**INSTRUCTIONS FOR THE TASK**
Set down each record exactly as written.

**MATERIAL SUPPLIED**
=-=-=-=-=
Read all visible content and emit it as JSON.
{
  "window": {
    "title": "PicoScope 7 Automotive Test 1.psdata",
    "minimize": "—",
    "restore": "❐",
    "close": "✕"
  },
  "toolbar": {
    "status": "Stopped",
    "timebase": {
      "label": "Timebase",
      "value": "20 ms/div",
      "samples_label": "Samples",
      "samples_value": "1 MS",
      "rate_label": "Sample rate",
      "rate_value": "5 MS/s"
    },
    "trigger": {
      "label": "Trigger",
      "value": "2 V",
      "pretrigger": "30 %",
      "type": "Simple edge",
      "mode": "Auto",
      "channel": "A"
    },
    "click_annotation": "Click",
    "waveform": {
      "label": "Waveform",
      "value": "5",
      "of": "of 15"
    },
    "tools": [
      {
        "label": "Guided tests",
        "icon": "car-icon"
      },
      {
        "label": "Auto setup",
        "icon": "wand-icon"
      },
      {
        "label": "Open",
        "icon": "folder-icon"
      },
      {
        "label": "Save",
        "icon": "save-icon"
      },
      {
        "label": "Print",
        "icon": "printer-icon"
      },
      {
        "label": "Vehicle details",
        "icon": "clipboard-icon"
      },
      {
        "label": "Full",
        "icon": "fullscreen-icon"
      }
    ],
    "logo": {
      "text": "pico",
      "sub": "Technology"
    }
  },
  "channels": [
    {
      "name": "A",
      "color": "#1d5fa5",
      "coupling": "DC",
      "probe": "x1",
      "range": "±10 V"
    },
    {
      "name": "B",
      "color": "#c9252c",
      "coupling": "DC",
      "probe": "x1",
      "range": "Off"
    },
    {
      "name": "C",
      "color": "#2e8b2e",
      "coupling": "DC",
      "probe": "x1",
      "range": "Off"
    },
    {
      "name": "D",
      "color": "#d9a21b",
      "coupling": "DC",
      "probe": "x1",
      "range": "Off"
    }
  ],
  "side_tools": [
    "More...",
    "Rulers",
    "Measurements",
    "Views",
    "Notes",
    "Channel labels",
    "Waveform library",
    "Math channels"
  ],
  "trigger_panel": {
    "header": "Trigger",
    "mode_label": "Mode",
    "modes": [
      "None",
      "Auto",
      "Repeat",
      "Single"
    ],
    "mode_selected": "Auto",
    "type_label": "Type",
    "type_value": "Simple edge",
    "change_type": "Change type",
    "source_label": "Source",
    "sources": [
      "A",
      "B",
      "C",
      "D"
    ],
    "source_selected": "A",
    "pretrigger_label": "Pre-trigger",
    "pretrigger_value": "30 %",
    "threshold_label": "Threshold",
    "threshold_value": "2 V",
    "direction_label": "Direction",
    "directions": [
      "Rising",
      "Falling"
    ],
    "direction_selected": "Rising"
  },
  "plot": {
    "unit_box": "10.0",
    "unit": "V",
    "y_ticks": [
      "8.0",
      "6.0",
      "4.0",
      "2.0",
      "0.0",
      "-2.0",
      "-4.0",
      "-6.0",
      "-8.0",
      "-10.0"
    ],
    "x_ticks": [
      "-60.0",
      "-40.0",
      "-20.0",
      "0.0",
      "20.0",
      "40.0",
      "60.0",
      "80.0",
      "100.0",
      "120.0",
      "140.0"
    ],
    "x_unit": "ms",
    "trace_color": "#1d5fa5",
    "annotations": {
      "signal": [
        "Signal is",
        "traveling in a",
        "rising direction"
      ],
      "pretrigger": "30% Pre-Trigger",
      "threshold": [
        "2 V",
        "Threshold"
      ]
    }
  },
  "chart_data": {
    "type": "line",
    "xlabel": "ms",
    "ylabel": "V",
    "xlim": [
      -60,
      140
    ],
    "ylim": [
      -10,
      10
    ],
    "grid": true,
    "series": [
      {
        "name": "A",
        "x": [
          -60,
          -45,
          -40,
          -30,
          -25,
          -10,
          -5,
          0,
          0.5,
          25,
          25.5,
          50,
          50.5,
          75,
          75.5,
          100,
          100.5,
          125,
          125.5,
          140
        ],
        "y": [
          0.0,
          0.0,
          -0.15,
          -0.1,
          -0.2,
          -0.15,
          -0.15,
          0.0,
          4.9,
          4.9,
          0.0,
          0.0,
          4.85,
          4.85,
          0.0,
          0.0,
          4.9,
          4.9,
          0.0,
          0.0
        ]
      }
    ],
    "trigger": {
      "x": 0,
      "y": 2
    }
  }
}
=-=-=-=-=
**FULL RESPONSE**
Read all visible content and emit it as JSON.
{
  "window": {
    "title": "PicoScope 7 Automotive Test 1.psdata",
    "minimize": "—",
    "restore": "❐",
    "close": "✕"
  },
  "toolbar": {
    "status": "Stopped",
    "timebase": {
      "label": "Timebase",
      "value": "20 ms/div",
      "samples_label": "Samples",
      "samples_value": "1 MS",
      "rate_label": "Sample rate",
      "rate_value": "5 MS/s"
    },
    "trigger": {
      "label": "Trigger",
      "value": "2 V",
      "pretrigger": "30 %",
      "type": "Simple edge",
      "mode": "Auto",
      "channel": "A"
    },
    "click_annotation": "Click",
    "waveform": {
      "label": "Waveform",
      "value": "5",
      "of": "of 15"
    },
    "tools": [
      {
        "label": "Guided tests",
        "icon": "car-icon"
      },
      {
        "label": "Auto setup",
        "icon": "wand-icon"
      },
      {
        "label": "Open",
        "icon": "folder-icon"
      },
      {
        "label": "Save",
        "icon": "save-icon"
      },
      {
        "label": "Print",
        "icon": "printer-icon"
      },
      {
        "label": "Vehicle details",
        "icon": "clipboard-icon"
      },
      {
        "label": "Full",
        "icon": "fullscreen-icon"
      }
    ],
    "logo": {
      "text": "pico",
      "sub": "Technology"
    }
  },
  "channels": [
    {
      "name": "A",
      "color": "#1d5fa5",
      "coupling": "DC",
      "probe": "x1",
      "range": "±10 V"
    },
    {
      "name": "B",
      "color": "#c9252c",
      "coupling": "DC",
      "probe": "x1",
      "range": "Off"
    },
    {
      "name": "C",
      "color": "#2e8b2e",
      "coupling": "DC",
      "probe": "x1",
      "range": "Off"
    },
    {
      "name": "D",
      "color": "#d9a21b",
      "coupling": "DC",
      "probe": "x1",
      "range": "Off"
    }
  ],
  "side_tools": [
    "More...",
    "Rulers",
    "Measurements",
    "Views",
    "Notes",
    "Channel labels",
    "Waveform library",
    "Math channels"
  ],
  "trigger_panel": {
    "header": "Trigger",
    "mode_label": "Mode",
    "modes": [
      "None",
      "Auto",
      "Repeat",
      "Single"
    ],
    "mode_selected": "Auto",
    "type_label": "Type",
    "type_value": "Simple edge",
    "change_type": "Change type",
    "source_label": "Source",
    "sources": [
      "A",
      "B",
      "C",
      "D"
    ],
    "source_selected": "A",
    "pretrigger_label": "Pre-trigger",
    "pretrigger_value": "30 %",
    "threshold_label": "Threshold",
    "threshold_value": "2 V",
    "direction_label": "Direction",
    "directions": [
      "Rising",
      "Falling"
    ],
    "direction_selected": "Rising"
  },
  "plot": {
    "unit_box": "10.0",
    "unit": "V",
    "y_ticks": [
      "8.0",
      "6.0",
      "4.0",
      "2.0",
      "0.0",
      "-2.0",
      "-4.0",
      "-6.0",
      "-8.0",
      "-10.0"
    ],
    "x_ticks": [
      "-60.0",
      "-40.0",
      "-20.0",
      "0.0",
      "20.0",
      "40.0",
      "60.0",
      "80.0",
      "100.0",
      "120.0",
      "140.0"
    ],
    "x_unit": "ms",
    "trace_color": "#1d5fa5",
    "annotations": {
      "signal": [
        "Signal is",
        "traveling in a",
        "rising direction"
      ],
      "pretrigger": "30% Pre-Trigger",
      "threshold": [
        "2 V",
        "Threshold"
      ]
    }
  },
  "chart_data": {
    "type": "line",
    "xlabel": "ms",
    "ylabel": "V",
    "xlim": [
      -60,
      140
    ],
    "ylim": [
      -10,
      10
    ],
    "grid": true,
    "series": [
      {
        "name": "A",
        "x": [
          -60,
          -45,
          -40,
          -30,
          -25,
          -10,
          -5,
          0,
          0.5,
          25,
          25.5,
          50,
          50.5,
          75,
          75.5,
          100,
          100.5,
          125,
          125.5,
          140
        ],
        "y": [
          0.0,
          0.0,
          -0.15,
          -0.1,
          -0.2,
          -0.15,
          -0.15,
          0.0,
          4.9,
          4.9,
          0.0,
          0.0,
          4.85,
          4.85,
          0.0,
          0.0,
          4.9,
          4.9,
          0.0,
          0.0
        ]
      }
    ],
    "trigger": {
      "x": 0,
      "y": 2
    }
  }
}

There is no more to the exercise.